──────── Records for the exercise

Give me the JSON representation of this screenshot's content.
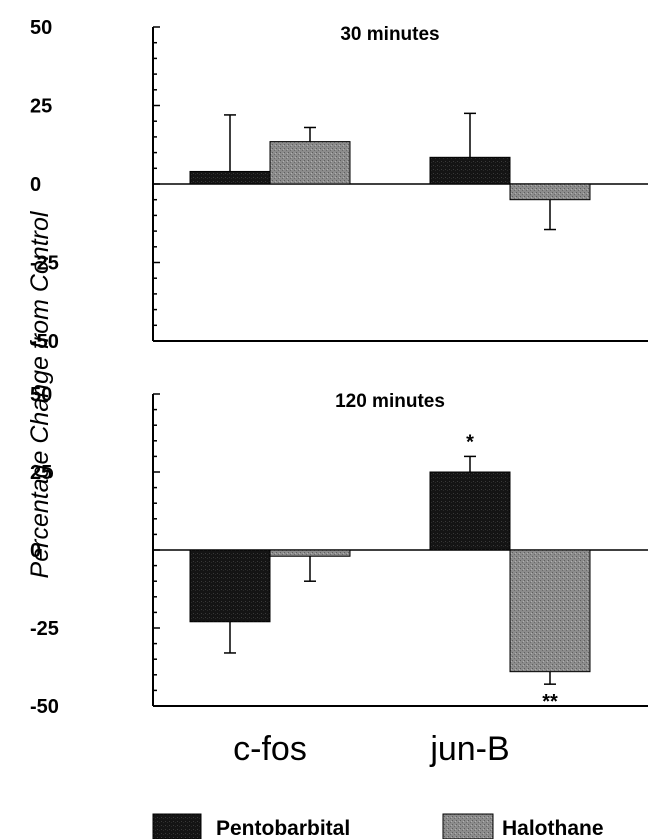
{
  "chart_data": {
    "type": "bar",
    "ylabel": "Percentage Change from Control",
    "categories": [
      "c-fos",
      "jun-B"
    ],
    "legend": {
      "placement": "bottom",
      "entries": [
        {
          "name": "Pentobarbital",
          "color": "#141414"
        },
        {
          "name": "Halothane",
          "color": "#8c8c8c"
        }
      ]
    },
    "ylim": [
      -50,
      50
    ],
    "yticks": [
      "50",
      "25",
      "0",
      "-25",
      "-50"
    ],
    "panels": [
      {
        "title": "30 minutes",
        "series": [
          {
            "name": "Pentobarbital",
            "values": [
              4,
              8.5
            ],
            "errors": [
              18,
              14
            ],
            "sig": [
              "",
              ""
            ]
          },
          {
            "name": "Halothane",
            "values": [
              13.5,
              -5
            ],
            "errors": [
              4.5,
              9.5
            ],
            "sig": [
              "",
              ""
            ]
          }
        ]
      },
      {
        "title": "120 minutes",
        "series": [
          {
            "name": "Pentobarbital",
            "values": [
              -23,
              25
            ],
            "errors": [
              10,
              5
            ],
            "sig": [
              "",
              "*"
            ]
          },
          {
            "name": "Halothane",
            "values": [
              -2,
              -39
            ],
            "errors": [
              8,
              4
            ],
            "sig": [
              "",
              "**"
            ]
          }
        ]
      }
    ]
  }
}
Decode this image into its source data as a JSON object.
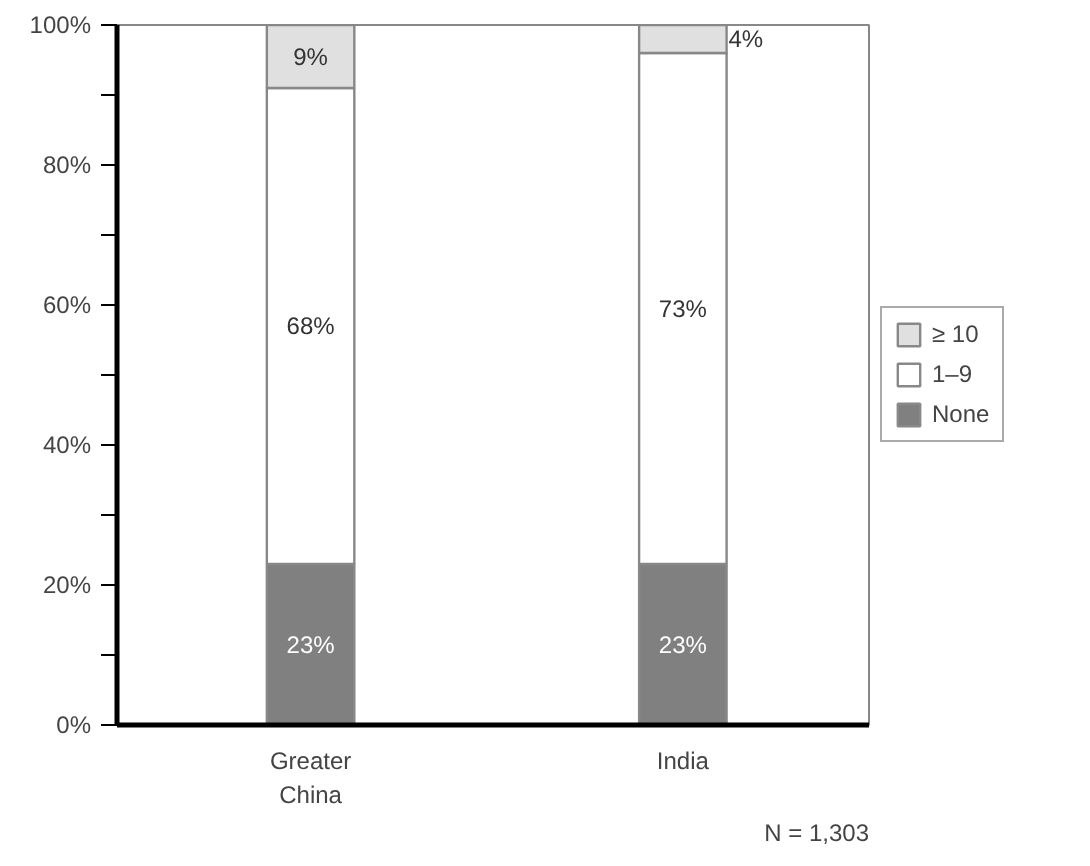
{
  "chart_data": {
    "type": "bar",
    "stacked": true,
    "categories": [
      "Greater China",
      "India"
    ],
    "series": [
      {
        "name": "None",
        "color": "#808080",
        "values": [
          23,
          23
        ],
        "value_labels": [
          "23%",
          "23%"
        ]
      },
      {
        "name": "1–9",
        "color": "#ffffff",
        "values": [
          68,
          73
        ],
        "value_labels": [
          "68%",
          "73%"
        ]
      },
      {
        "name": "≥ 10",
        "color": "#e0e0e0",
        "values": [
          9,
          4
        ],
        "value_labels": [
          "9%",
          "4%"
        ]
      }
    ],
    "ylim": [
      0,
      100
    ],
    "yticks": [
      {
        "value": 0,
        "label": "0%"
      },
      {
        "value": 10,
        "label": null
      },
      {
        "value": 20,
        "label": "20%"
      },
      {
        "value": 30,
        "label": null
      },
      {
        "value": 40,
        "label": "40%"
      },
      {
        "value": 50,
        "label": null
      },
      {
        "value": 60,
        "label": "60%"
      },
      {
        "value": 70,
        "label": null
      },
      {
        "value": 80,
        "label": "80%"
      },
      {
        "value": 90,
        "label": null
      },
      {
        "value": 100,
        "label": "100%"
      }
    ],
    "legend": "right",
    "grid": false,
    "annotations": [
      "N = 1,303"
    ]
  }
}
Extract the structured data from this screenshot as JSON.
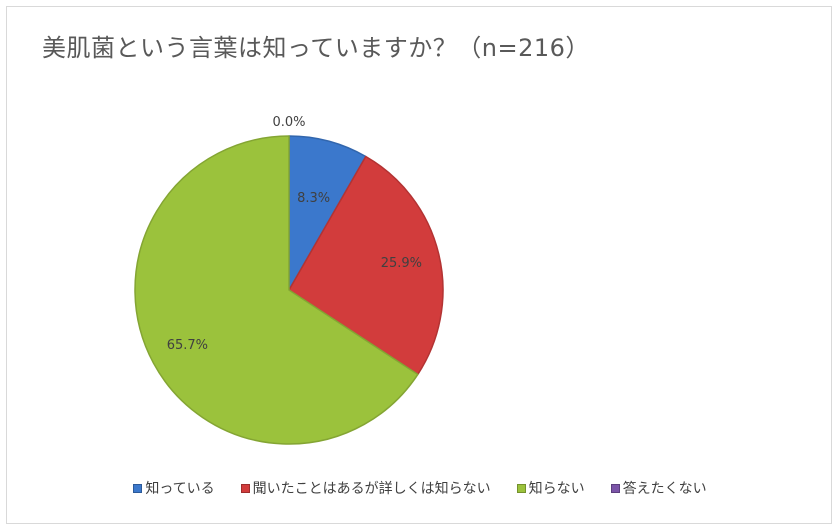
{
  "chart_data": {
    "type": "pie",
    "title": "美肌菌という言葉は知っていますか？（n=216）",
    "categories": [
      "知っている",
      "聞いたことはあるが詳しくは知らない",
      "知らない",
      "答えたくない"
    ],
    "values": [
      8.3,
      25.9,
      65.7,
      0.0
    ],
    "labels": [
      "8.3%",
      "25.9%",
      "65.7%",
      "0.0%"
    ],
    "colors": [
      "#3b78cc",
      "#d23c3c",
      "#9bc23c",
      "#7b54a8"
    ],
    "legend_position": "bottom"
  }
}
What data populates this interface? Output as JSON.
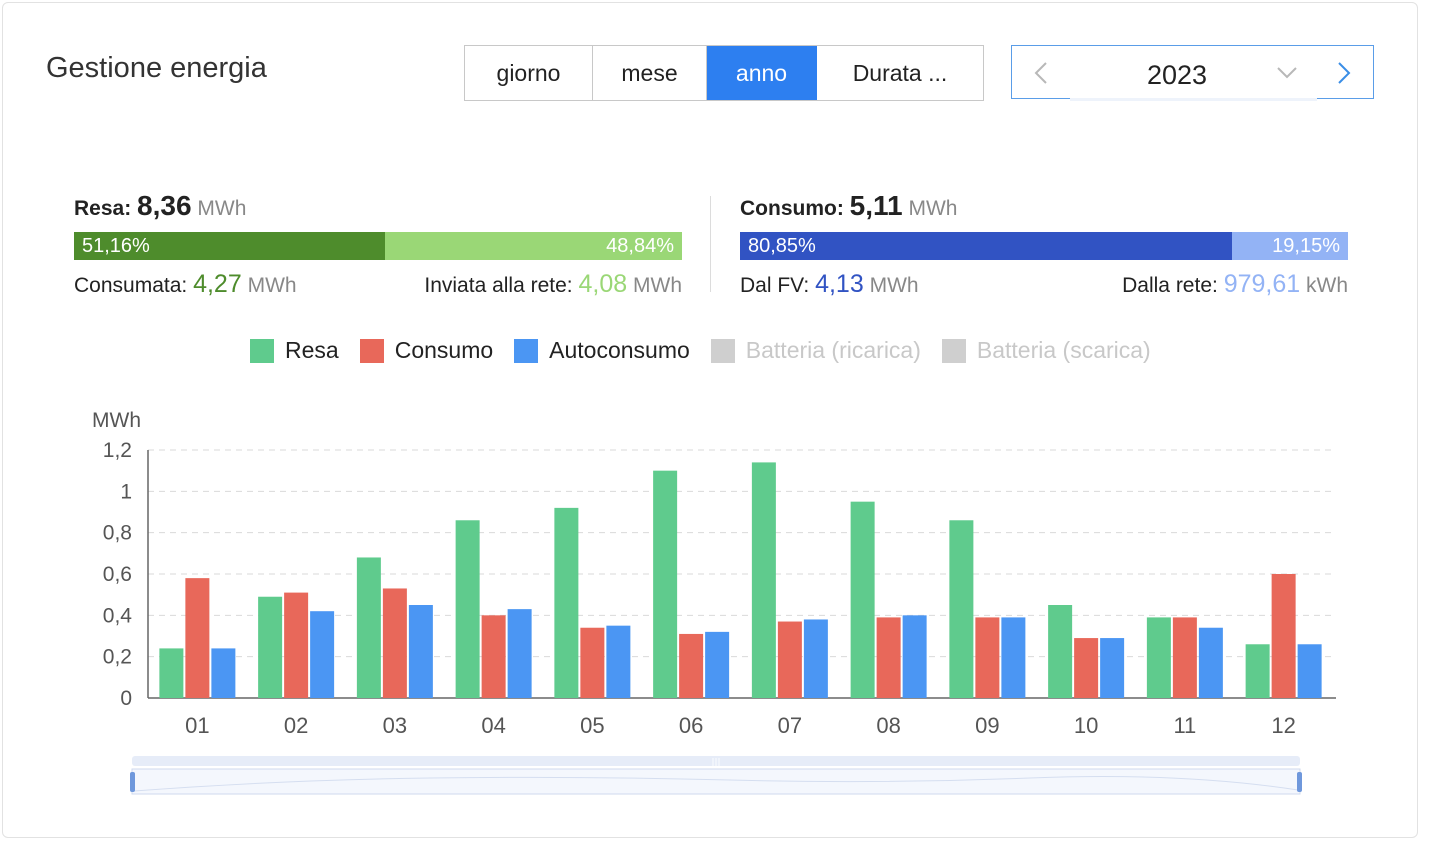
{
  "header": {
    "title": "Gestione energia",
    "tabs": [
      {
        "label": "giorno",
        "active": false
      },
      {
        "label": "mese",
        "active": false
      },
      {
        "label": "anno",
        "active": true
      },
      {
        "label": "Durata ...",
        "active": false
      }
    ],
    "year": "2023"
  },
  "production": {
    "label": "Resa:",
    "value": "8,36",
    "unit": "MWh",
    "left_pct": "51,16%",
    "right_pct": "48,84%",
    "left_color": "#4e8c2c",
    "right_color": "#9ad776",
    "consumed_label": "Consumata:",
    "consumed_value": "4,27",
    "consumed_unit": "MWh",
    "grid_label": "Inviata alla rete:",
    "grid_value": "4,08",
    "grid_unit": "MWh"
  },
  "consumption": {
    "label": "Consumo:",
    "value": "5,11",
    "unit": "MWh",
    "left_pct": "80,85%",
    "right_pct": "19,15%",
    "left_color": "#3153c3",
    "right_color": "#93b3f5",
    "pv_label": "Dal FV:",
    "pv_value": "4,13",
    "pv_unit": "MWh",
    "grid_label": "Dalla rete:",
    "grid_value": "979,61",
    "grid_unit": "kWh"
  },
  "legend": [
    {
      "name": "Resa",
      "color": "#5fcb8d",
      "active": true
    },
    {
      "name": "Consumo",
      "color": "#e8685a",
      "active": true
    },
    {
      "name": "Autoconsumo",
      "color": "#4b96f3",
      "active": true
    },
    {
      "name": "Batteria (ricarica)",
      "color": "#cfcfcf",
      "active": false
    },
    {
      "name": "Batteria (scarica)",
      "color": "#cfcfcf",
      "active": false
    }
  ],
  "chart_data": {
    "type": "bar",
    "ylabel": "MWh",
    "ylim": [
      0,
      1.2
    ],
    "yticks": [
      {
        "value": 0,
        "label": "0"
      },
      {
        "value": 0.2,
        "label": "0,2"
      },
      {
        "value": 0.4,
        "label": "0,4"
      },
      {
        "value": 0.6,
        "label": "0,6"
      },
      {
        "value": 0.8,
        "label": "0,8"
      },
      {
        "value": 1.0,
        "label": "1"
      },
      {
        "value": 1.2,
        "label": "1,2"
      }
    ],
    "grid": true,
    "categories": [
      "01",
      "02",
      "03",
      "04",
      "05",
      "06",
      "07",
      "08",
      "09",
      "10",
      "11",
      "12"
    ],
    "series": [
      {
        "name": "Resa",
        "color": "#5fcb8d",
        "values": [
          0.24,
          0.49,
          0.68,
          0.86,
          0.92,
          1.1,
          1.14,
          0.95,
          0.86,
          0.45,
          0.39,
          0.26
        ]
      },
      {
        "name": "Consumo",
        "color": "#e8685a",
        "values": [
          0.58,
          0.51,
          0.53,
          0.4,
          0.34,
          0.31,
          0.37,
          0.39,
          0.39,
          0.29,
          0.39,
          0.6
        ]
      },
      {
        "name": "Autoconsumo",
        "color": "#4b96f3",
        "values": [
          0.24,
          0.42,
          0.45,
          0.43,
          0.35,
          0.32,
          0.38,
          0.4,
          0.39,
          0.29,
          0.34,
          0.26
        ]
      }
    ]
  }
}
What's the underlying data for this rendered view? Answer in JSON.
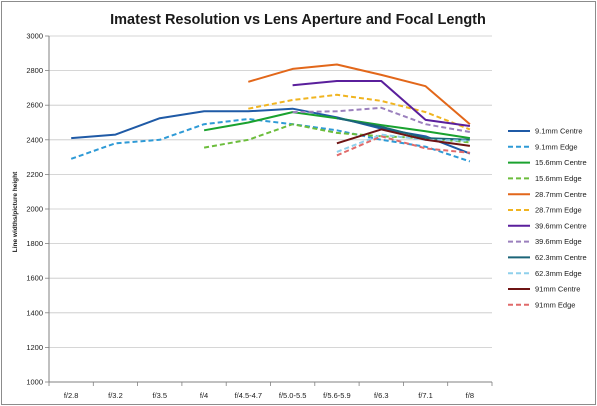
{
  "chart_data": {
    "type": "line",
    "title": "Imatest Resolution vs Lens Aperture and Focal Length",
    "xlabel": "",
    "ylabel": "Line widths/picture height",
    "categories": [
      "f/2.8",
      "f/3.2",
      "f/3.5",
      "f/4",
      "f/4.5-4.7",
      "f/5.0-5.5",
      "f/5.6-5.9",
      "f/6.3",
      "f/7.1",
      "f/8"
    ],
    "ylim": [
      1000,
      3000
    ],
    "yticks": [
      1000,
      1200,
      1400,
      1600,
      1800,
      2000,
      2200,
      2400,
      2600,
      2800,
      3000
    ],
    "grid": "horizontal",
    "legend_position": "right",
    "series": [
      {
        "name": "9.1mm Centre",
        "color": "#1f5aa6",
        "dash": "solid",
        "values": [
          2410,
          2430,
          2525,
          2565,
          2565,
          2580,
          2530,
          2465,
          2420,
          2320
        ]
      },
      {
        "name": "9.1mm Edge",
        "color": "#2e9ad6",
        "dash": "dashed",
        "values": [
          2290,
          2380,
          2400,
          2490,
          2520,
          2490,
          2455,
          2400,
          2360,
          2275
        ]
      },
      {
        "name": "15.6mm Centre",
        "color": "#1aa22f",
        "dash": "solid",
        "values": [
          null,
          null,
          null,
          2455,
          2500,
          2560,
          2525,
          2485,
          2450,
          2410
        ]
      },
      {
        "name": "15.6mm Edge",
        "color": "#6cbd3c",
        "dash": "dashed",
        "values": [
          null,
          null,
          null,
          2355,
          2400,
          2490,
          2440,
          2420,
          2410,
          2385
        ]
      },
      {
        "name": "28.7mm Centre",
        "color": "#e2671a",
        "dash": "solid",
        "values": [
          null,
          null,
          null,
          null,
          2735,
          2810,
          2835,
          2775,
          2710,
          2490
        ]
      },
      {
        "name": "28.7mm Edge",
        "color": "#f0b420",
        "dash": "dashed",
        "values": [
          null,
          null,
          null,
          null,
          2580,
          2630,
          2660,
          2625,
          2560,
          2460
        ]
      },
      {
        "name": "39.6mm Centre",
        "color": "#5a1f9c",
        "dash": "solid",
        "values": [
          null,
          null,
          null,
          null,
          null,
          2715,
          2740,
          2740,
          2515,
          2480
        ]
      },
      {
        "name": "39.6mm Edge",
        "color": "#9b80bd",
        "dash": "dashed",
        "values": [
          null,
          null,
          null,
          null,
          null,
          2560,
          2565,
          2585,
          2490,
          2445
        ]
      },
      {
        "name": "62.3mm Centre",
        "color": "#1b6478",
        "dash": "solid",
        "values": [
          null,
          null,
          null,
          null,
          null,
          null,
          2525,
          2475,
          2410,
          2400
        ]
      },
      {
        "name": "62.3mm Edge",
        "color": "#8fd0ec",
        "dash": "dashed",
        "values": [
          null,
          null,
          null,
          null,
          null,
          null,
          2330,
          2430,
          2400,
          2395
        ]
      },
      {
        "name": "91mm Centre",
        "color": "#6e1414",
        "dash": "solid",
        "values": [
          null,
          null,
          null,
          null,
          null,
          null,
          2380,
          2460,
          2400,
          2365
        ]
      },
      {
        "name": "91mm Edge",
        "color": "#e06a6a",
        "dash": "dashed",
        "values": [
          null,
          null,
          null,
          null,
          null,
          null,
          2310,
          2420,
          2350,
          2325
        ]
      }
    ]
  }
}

────────────────

### Given task
Point out every line holding the string "rete" and copy it.

### Reply
    "grid_label": "Inviata alla rete:",
    "grid_label": "Dalla rete:",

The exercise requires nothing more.